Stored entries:

— START —

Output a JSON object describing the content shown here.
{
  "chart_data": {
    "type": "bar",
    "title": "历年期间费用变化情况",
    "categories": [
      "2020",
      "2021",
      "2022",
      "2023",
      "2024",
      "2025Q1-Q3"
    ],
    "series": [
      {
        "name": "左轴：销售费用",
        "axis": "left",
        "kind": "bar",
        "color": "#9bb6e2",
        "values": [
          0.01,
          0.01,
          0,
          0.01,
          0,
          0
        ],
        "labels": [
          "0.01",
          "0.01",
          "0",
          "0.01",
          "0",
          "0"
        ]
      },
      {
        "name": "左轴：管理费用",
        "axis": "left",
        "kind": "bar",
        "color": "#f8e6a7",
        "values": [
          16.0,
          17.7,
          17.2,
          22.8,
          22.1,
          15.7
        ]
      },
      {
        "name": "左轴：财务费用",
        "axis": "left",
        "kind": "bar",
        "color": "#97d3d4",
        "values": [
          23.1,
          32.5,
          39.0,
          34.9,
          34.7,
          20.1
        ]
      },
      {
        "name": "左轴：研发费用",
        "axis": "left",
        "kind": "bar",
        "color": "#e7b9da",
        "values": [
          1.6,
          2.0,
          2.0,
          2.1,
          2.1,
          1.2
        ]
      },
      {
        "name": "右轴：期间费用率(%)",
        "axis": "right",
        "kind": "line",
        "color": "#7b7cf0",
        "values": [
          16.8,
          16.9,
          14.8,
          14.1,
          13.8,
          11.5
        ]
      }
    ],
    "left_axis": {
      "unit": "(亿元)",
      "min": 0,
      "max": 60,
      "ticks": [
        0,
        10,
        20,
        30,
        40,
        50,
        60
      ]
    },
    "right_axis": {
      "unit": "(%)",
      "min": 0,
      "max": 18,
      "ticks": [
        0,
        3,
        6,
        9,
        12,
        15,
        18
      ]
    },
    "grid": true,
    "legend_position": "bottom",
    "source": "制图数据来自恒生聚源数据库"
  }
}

— END —

Given exercise: Return the listing above in full, character for character.

Response:
Output a JSON object describing the content shown here.
{
  "chart_data": {
    "type": "bar",
    "title": "历年期间费用变化情况",
    "categories": [
      "2020",
      "2021",
      "2022",
      "2023",
      "2024",
      "2025Q1-Q3"
    ],
    "series": [
      {
        "name": "左轴：销售费用",
        "axis": "left",
        "kind": "bar",
        "color": "#9bb6e2",
        "values": [
          0.01,
          0.01,
          0,
          0.01,
          0,
          0
        ],
        "labels": [
          "0.01",
          "0.01",
          "0",
          "0.01",
          "0",
          "0"
        ]
      },
      {
        "name": "左轴：管理费用",
        "axis": "left",
        "kind": "bar",
        "color": "#f8e6a7",
        "values": [
          16.0,
          17.7,
          17.2,
          22.8,
          22.1,
          15.7
        ]
      },
      {
        "name": "左轴：财务费用",
        "axis": "left",
        "kind": "bar",
        "color": "#97d3d4",
        "values": [
          23.1,
          32.5,
          39.0,
          34.9,
          34.7,
          20.1
        ]
      },
      {
        "name": "左轴：研发费用",
        "axis": "left",
        "kind": "bar",
        "color": "#e7b9da",
        "values": [
          1.6,
          2.0,
          2.0,
          2.1,
          2.1,
          1.2
        ]
      },
      {
        "name": "右轴：期间费用率(%)",
        "axis": "right",
        "kind": "line",
        "color": "#7b7cf0",
        "values": [
          16.8,
          16.9,
          14.8,
          14.1,
          13.8,
          11.5
        ]
      }
    ],
    "left_axis": {
      "unit": "(亿元)",
      "min": 0,
      "max": 60,
      "ticks": [
        0,
        10,
        20,
        30,
        40,
        50,
        60
      ]
    },
    "right_axis": {
      "unit": "(%)",
      "min": 0,
      "max": 18,
      "ticks": [
        0,
        3,
        6,
        9,
        12,
        15,
        18
      ]
    },
    "grid": true,
    "legend_position": "bottom",
    "source": "制图数据来自恒生聚源数据库"
  }
}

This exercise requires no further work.